* _REQUEST_: Identify every line containing the word "frac" and reproduce each one.

* _MATERIAL TO PROCESS_:

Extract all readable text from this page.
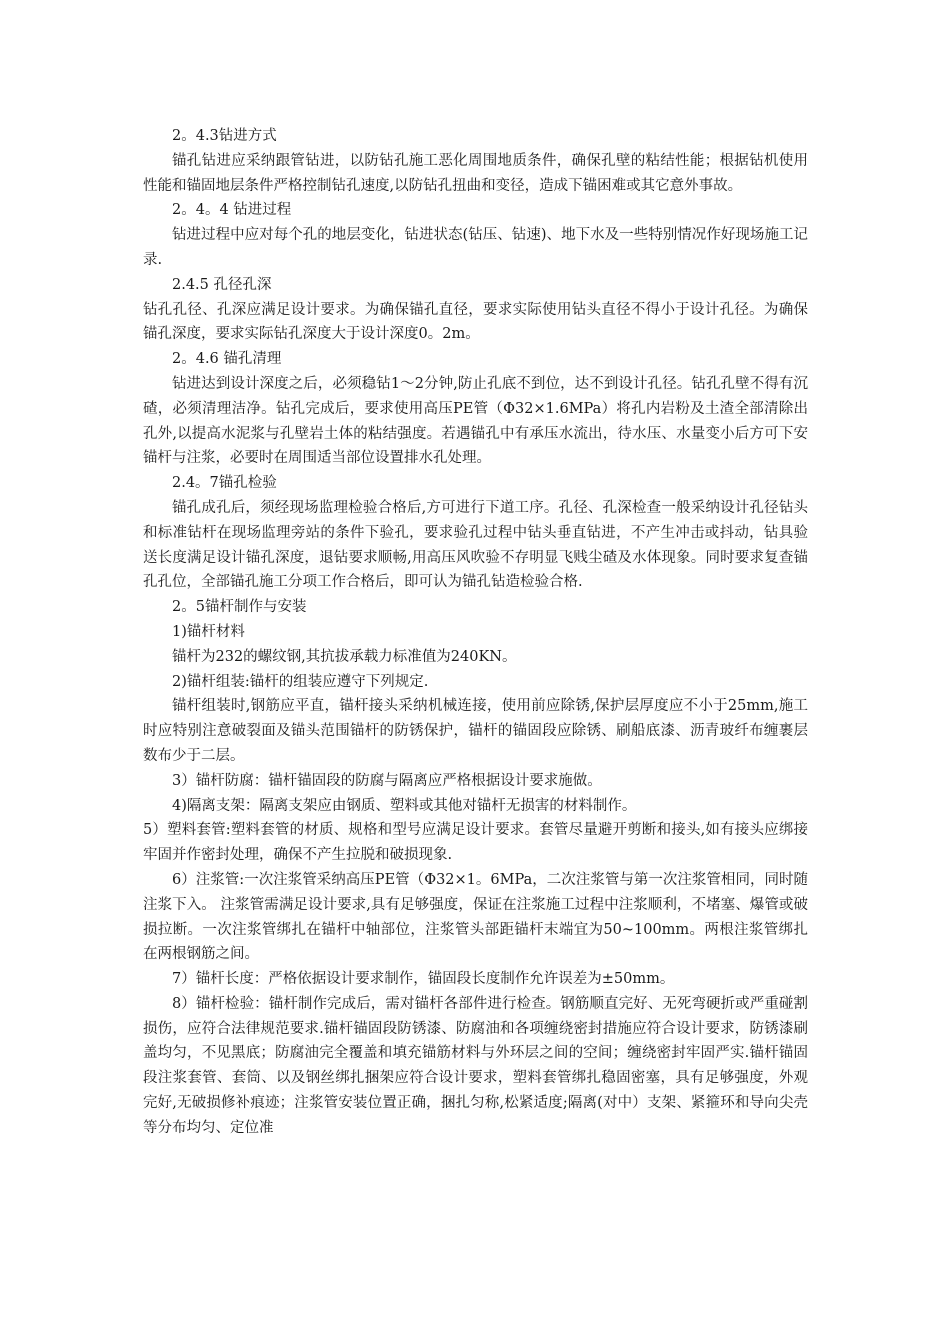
2。4.3钻进方式

锚孔钻进应采纳跟管钻进，以防钻孔施工恶化周围地质条件，确保孔壁的粘结性能；根据钻机使用性能和锚固地层条件严格控制钻孔速度,以防钻孔扭曲和变径，造成下锚困难或其它意外事故。

2。4。4 钻进过程

钻进过程中应对每个孔的地层变化，钻进状态(钻压、钻速)、地下水及一些特别情况作好现场施工记录.

2.4.5 孔径孔深

钻孔孔径、孔深应满足设计要求。为确保锚孔直径，要求实际使用钻头直径不得小于设计孔径。为确保锚孔深度，要求实际钻孔深度大于设计深度0。2m。

2。4.6 锚孔清理

钻进达到设计深度之后，必须稳钻1～2分钟,防止孔底不到位，达不到设计孔径。钻孔孔壁不得有沉碴，必须清理洁净。钻孔完成后，要求使用高压PE管（Φ32×1.6MPa）将孔内岩粉及土渣全部清除出孔外,以提高水泥浆与孔壁岩土体的粘结强度。若遇锚孔中有承压水流出，待水压、水量变小后方可下安锚杆与注浆，必要时在周围适当部位设置排水孔处理。

2.4。7锚孔检验

锚孔成孔后，须经现场监理检验合格后,方可进行下道工序。孔径、孔深检查一般采纳设计孔径钻头和标准钻杆在现场监理旁站的条件下验孔，要求验孔过程中钻头垂直钻进，不产生冲击或抖动，钻具验送长度满足设计锚孔深度，退钻要求顺畅,用高压风吹验不存明显飞贱尘碴及水体现象。同时要求复查锚孔孔位，全部锚孔施工分项工作合格后，即可认为锚孔钻造检验合格.

2。5锚杆制作与安装

1)锚杆材料

锚杆为232的螺纹钢,其抗拔承载力标准值为240KN。

2)锚杆组装:锚杆的组装应遵守下列规定.

锚杆组装时,钢筋应平直，锚杆接头采纳机械连接，使用前应除锈,保护层厚度应不小于25mm,施工时应特别注意破裂面及锚头范围锚杆的防锈保护，锚杆的锚固段应除锈、刷船底漆、沥青玻纤布缠裹层数布少于二层。

3）锚杆防腐：锚杆锚固段的防腐与隔离应严格根据设计要求施做。

4)隔离支架：隔离支架应由钢质、塑料或其他对锚杆无损害的材料制作。

5）塑料套管:塑料套管的材质、规格和型号应满足设计要求。套管尽量避开剪断和接头,如有接头应绑接牢固并作密封处理，确保不产生拉脱和破损现象.

6）注浆管:一次注浆管采纳高压PE管（Φ32×1。6MPa，二次注浆管与第一次注浆管相同，同时随注浆下入。 注浆管需满足设计要求,具有足够强度，保证在注浆施工过程中注浆顺利，不堵塞、爆管或破损拉断。一次注浆管绑扎在锚杆中轴部位，注浆管头部距锚杆末端宜为50~100mm。两根注浆管绑扎在两根钢筋之间。

7）锚杆长度：严格依据设计要求制作，锚固段长度制作允许误差为±50mm。

8）锚杆检验：锚杆制作完成后，需对锚杆各部件进行检查。钢筋顺直完好、无死弯硬折或严重碰割损伤，应符合法律规范要求.锚杆锚固段防锈漆、防腐油和各项缠绕密封措施应符合设计要求，防锈漆刷盖均匀，不见黑底；防腐油完全覆盖和填充锚筋材料与外环层之间的空间；缠绕密封牢固严实.锚杆锚固段注浆套管、套筒、以及钢丝绑扎捆架应符合设计要求，塑料套管绑扎稳固密塞，具有足够强度，外观完好,无破损修补痕迹；注浆管安装位置正确，捆扎匀称,松紧适度;隔离(对中）支架、紧箍环和导向尖壳等分布均匀、定位准
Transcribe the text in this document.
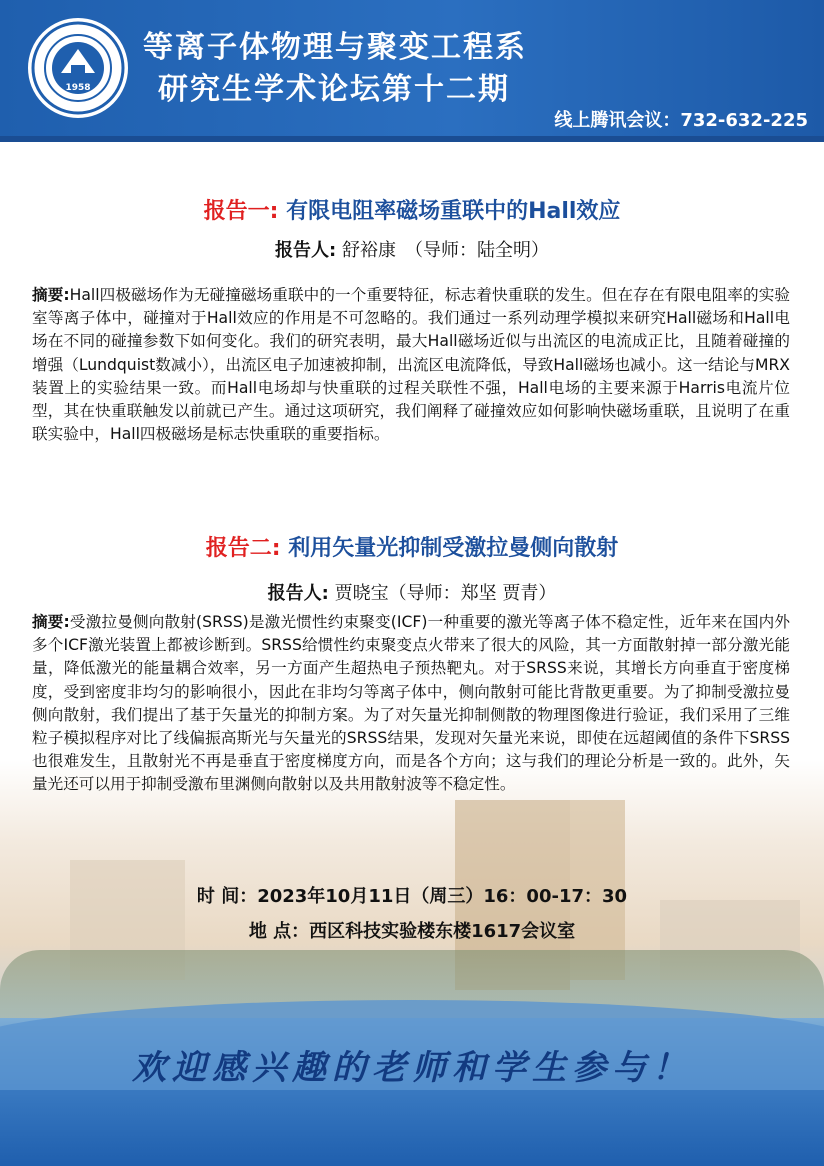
1958
等离子体物理与聚变工程系
研究生学术论坛第十二期
线上腾讯会议：732-632-225
报告一: 有限电阻率磁场重联中的Hall效应
报告人: 舒裕康　（导师：陆全明）
摘要:Hall四极磁场作为无碰撞磁场重联中的一个重要特征，标志着快重联的发生。但在存在有限电阻率的实验室等离子体中，碰撞对于Hall效应的作用是不可忽略的。我们通过一系列动理学模拟来研究Hall磁场和Hall电场在不同的碰撞参数下如何变化。我们的研究表明，最大Hall磁场近似与出流区的电流成正比，且随着碰撞的增强（Lundquist数减小），出流区电子加速被抑制，出流区电流降低，导致Hall磁场也减小。这一结论与MRX装置上的实验结果一致。而Hall电场却与快重联的过程关联性不强，Hall电场的主要来源于Harris电流片位型，其在快重联触发以前就已产生。通过这项研究，我们阐释了碰撞效应如何影响快磁场重联，且说明了在重联实验中，Hall四极磁场是标志快重联的重要指标。
报告二: 利用矢量光抑制受激拉曼侧向散射
报告人: 贾晓宝（导师：郑坚 贾青）
摘要:受激拉曼侧向散射(SRSS)是激光惯性约束聚变(ICF)一种重要的激光等离子体不稳定性，近年来在国内外多个ICF激光装置上都被诊断到。SRSS给惯性约束聚变点火带来了很大的风险，其一方面散射掉一部分激光能量，降低激光的能量耦合效率，另一方面产生超热电子预热靶丸。对于SRSS来说，其增长方向垂直于密度梯度，受到密度非均匀的影响很小，因此在非均匀等离子体中，侧向散射可能比背散更重要。为了抑制受激拉曼侧向散射，我们提出了基于矢量光的抑制方案。为了对矢量光抑制侧散的物理图像进行验证，我们采用了三维粒子模拟程序对比了线偏振高斯光与矢量光的SRSS结果，发现对矢量光来说，即使在远超阈值的条件下SRSS也很难发生，且散射光不再是垂直于密度梯度方向，而是各个方向；这与我们的理论分析是一致的。此外，矢量光还可以用于抑制受激布里渊侧向散射以及共用散射波等不稳定性。
时 间：2023年10月11日（周三）16：00-17：30
地 点：西区科技实验楼东楼1617会议室
欢迎感兴趣的老师和学生参与！
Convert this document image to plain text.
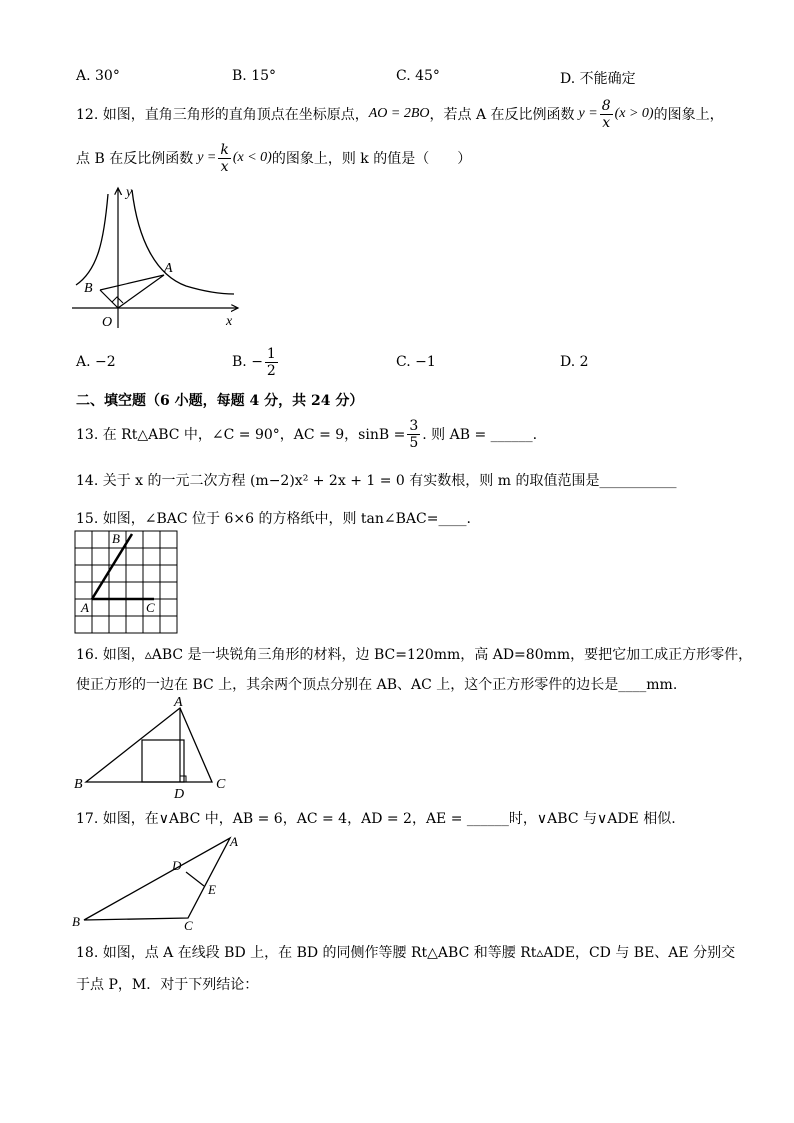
A. 30°	B. 15°	C. 45°	D. 不能确定
12. 如图，直角三角形的直角顶点在坐标原点， AO = 2BO ，若点 A 在反比例函数 $y = \frac{8}{x} (x > 0)$ 的图象上，
点 B 在反比例函数 $y = \frac{k}{x} (x < 0)$ 的图象上，则 k 的值是（　　）
y
x
O
A
B
A. −2	B. − $\frac{1}{2}$	C. −1	D. 2
二、填空题（6 小题，每题 4 分，共 24 分）
13. 在 Rt△ABC 中，∠C = 90°，AC = 9，$\sin B = \frac{3}{5}$ . 则 AB = ______.
14. 关于 x 的一元二次方程 (m−2)x² + 2x + 1 = 0 有实数根，则 m 的取值范围是___________
15. 如图，∠BAC 位于 6×6 的方格纸中，则 tan∠BAC=____.
A
B
C
16. 如图，▵ABC 是一块锐角三角形的材料，边 BC=120mm，高 AD=80mm，要把它加工成正方形零件，
使正方形的一边在 BC 上，其余两个顶点分别在 AB、AC 上，这个正方形零件的边长是____mm.
A
B	C
D
17. 如图，在∨ABC 中，AB = 6，AC = 4，AD = 2，AE = ______时，∨ABC 与∨ADE 相似.
A
B	C
D
E
18. 如图，点 A 在线段 BD 上，在 BD 的同侧作等腰 Rt△ABC 和等腰 Rt▵ADE，CD 与 BE、AE 分别交
于点 P，M．对于下列结论：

* _COMPLETE ANSWER_:
12. 如图，直角三角形的直角顶点在坐标原点， AO = 2BO ，若点 A 在反比例函数 $y = \frac{8}{x} (x > 0)$ 的图象上，
点 B 在反比例函数 $y = \frac{k}{x} (x < 0)$ 的图象上，则 k 的值是（　　）
A. −2	B. − $\frac{1}{2}$	C. −1	D. 2
13. 在 Rt△ABC 中，∠C = 90°，AC = 9，$\sin B = \frac{3}{5}$ . 则 AB = ______.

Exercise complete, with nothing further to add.